抜粋文:
--------------------

また、メインCPU11は、モータMのステータス情報に異常がある場合(ステップS102:YES)、異常時処理を実施する(ステップS103)。
【0034】
一方、
図3に示すように、制御プログラム実行中の或るタイミングにおいてモータMの駆動状態が異常となった場合、モータドライバ15は、異常状態信号S1をモーションコントローラ用CPU12に対して出力する。モーションコントローラ用CPU12は、異常状態信号S1をメインCPU11に対して適切な状態に変換した上で、前記割り込みラインL2からメインCPU11に出力する。
【0035】
メインCPU11は、割り込みラインL2から異常状態信号S1が入力されると、制御プログラムを停止させ、異常時処理を実行する。異常時処理の一例としてモータMの動作を停止させるため、メインCPU11は、モーションコントローラ用CPU12に停止命令を出力する。そして、モーションコントローラ用CPU12は、モータドライバ15に対して停止命令を出力し、モータドライバ15は、その命令に基づいてモータMの停止処理を実施する。
【0036】
次に、本実施形態の作用を記載する。

--------------------

データ:
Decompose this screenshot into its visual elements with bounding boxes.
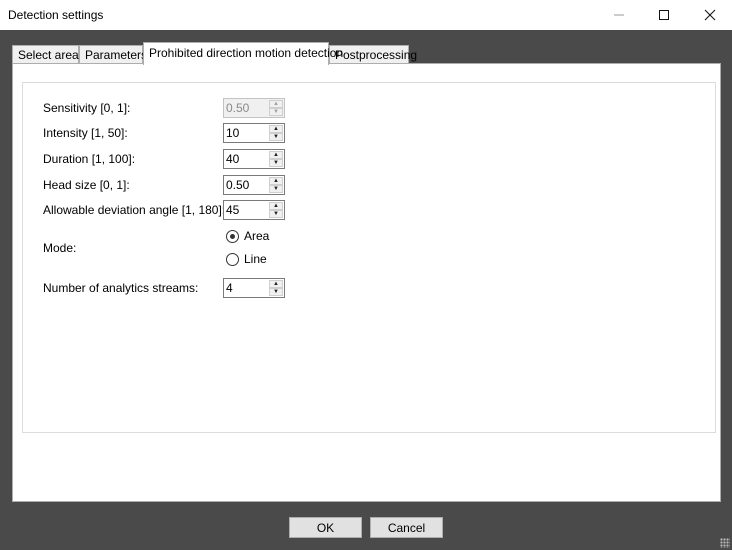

--------------------

課題の内容:
モータの異常時処理を扱った抜粋文を、その最後の文の後から書き進めること。 このデータは別の出典から取ったものである。

出力:
本実施形態のプログラマブルコントローラ10では、ユーザが設定したラダー等によって構築された制御プログラムに基づいてモータMを含む各装置の駆動が制御される。また、プログラマブルコントローラ10では、モータドライバ15からモータMの駆動状態を示すステータス情報がモーションコントローラ用CPU12に対して出力される。モーションコントローラ用CPU12は、前記ステータス情報をメインCPU11に出力する。メインCPU11は記憶部13の所定のアドレスに前記ステータス情報を格納する。そして、メインCPU11は前記制御プログラム動作が終了後、前記ステータス情報を含む情報を確認し、モータMのステータス情報や他の装置の情報から各装置の状態をチェックする。
【0037】
また、プログラマブルコントローラ10では、モータドライバ15からの異常状態信号S1がモーションコントローラ用CPU12を介して割り込みラインL2からメインCPU11に入力された場合、異常時の処理を実行する。このとき、プログラマブルコントローラ10の出荷段階等で元々異常処理時の動作設定が予め設定される場合には、その処理を行うようにしてもよい。また、ユーザ等によって異常処理時の異常処理プログラムを用いる設定となっている場合には、該異常処理プログラムを実行してユーザ所望の処理を実施するようにしてもよい。
【0038】
次に、本実施形態の効果を記載する。
(1)メインCPU11には異常状態信号S1が入力される割り込みラインL2が接続され、割り込みラインL2を介して異常状態信号S1が入力された場合に、制御プログラムに基づく駆動命令の実行を停止し、予め設定された異常時の処理を実行する。これによりモータMの異常に対する異常時処理の応答性を向上できる。
【0039】
(2)ユーザによって設定された異常処理プログラムが選択された場合には、異常状態信号が入力された際に該異常処理プログラムが実行されるため、異常処理プログラムに沿った動作が可能となる。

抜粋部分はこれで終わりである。